Dataset listings of figures:
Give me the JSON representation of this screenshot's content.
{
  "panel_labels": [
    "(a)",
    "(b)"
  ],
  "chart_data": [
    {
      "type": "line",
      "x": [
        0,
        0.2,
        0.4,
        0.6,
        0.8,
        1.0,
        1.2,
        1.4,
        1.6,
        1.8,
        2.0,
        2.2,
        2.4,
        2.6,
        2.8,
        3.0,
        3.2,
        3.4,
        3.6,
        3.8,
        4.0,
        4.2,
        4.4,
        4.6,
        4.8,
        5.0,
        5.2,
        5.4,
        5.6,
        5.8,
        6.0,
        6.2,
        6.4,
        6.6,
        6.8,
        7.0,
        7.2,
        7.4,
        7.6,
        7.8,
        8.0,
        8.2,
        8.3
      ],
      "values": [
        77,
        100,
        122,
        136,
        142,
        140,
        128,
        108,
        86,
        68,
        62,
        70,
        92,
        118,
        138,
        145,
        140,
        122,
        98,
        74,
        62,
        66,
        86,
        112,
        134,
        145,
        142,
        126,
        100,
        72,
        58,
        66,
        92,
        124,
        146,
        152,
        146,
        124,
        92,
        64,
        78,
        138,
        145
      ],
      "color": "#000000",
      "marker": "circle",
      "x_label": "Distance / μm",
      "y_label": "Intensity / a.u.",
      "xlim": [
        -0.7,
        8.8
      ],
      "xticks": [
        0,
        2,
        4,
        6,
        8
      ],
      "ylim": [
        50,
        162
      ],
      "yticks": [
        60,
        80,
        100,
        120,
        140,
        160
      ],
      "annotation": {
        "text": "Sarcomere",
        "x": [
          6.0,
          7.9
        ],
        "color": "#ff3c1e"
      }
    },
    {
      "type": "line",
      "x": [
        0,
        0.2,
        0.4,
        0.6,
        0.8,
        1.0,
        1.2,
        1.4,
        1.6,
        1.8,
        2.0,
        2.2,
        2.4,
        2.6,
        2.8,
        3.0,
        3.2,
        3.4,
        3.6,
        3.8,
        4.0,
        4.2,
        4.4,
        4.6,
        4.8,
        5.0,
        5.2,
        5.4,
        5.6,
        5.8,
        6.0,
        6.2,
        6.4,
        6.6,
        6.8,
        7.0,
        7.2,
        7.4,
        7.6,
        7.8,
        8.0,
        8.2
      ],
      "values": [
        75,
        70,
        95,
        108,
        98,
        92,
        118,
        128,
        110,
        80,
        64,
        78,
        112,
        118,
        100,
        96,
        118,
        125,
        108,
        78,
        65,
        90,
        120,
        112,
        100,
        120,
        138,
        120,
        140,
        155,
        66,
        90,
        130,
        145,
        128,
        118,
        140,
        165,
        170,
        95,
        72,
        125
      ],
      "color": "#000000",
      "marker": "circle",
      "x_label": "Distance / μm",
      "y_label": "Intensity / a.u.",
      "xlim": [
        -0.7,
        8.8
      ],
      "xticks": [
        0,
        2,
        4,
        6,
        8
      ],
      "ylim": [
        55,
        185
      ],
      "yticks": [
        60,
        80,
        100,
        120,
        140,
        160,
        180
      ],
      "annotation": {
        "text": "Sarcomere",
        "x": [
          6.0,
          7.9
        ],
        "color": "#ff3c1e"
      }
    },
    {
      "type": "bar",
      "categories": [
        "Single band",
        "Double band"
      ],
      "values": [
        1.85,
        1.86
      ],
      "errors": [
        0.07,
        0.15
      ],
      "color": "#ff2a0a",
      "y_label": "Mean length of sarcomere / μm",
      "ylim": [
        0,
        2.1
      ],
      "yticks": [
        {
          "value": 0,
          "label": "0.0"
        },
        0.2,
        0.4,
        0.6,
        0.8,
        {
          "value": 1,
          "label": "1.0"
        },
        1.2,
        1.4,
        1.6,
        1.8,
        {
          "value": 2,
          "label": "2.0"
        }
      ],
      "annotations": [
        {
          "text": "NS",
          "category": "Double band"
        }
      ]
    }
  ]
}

• TO DO: Write every record out again, unaltered.

• THE RESULT:
Give me the JSON representation of this screenshot's content.
{
  "panel_labels": [
    "(a)",
    "(b)"
  ],
  "chart_data": [
    {
      "type": "line",
      "x": [
        0,
        0.2,
        0.4,
        0.6,
        0.8,
        1.0,
        1.2,
        1.4,
        1.6,
        1.8,
        2.0,
        2.2,
        2.4,
        2.6,
        2.8,
        3.0,
        3.2,
        3.4,
        3.6,
        3.8,
        4.0,
        4.2,
        4.4,
        4.6,
        4.8,
        5.0,
        5.2,
        5.4,
        5.6,
        5.8,
        6.0,
        6.2,
        6.4,
        6.6,
        6.8,
        7.0,
        7.2,
        7.4,
        7.6,
        7.8,
        8.0,
        8.2,
        8.3
      ],
      "values": [
        77,
        100,
        122,
        136,
        142,
        140,
        128,
        108,
        86,
        68,
        62,
        70,
        92,
        118,
        138,
        145,
        140,
        122,
        98,
        74,
        62,
        66,
        86,
        112,
        134,
        145,
        142,
        126,
        100,
        72,
        58,
        66,
        92,
        124,
        146,
        152,
        146,
        124,
        92,
        64,
        78,
        138,
        145
      ],
      "color": "#000000",
      "marker": "circle",
      "x_label": "Distance / μm",
      "y_label": "Intensity / a.u.",
      "xlim": [
        -0.7,
        8.8
      ],
      "xticks": [
        0,
        2,
        4,
        6,
        8
      ],
      "ylim": [
        50,
        162
      ],
      "yticks": [
        60,
        80,
        100,
        120,
        140,
        160
      ],
      "annotation": {
        "text": "Sarcomere",
        "x": [
          6.0,
          7.9
        ],
        "color": "#ff3c1e"
      }
    },
    {
      "type": "line",
      "x": [
        0,
        0.2,
        0.4,
        0.6,
        0.8,
        1.0,
        1.2,
        1.4,
        1.6,
        1.8,
        2.0,
        2.2,
        2.4,
        2.6,
        2.8,
        3.0,
        3.2,
        3.4,
        3.6,
        3.8,
        4.0,
        4.2,
        4.4,
        4.6,
        4.8,
        5.0,
        5.2,
        5.4,
        5.6,
        5.8,
        6.0,
        6.2,
        6.4,
        6.6,
        6.8,
        7.0,
        7.2,
        7.4,
        7.6,
        7.8,
        8.0,
        8.2
      ],
      "values": [
        75,
        70,
        95,
        108,
        98,
        92,
        118,
        128,
        110,
        80,
        64,
        78,
        112,
        118,
        100,
        96,
        118,
        125,
        108,
        78,
        65,
        90,
        120,
        112,
        100,
        120,
        138,
        120,
        140,
        155,
        66,
        90,
        130,
        145,
        128,
        118,
        140,
        165,
        170,
        95,
        72,
        125
      ],
      "color": "#000000",
      "marker": "circle",
      "x_label": "Distance / μm",
      "y_label": "Intensity / a.u.",
      "xlim": [
        -0.7,
        8.8
      ],
      "xticks": [
        0,
        2,
        4,
        6,
        8
      ],
      "ylim": [
        55,
        185
      ],
      "yticks": [
        60,
        80,
        100,
        120,
        140,
        160,
        180
      ],
      "annotation": {
        "text": "Sarcomere",
        "x": [
          6.0,
          7.9
        ],
        "color": "#ff3c1e"
      }
    },
    {
      "type": "bar",
      "categories": [
        "Single band",
        "Double band"
      ],
      "values": [
        1.85,
        1.86
      ],
      "errors": [
        0.07,
        0.15
      ],
      "color": "#ff2a0a",
      "y_label": "Mean length of sarcomere / μm",
      "ylim": [
        0,
        2.1
      ],
      "yticks": [
        {
          "value": 0,
          "label": "0.0"
        },
        0.2,
        0.4,
        0.6,
        0.8,
        {
          "value": 1,
          "label": "1.0"
        },
        1.2,
        1.4,
        1.6,
        1.8,
        {
          "value": 2,
          "label": "2.0"
        }
      ],
      "annotations": [
        {
          "text": "NS",
          "category": "Double band"
        }
      ]
    }
  ]
}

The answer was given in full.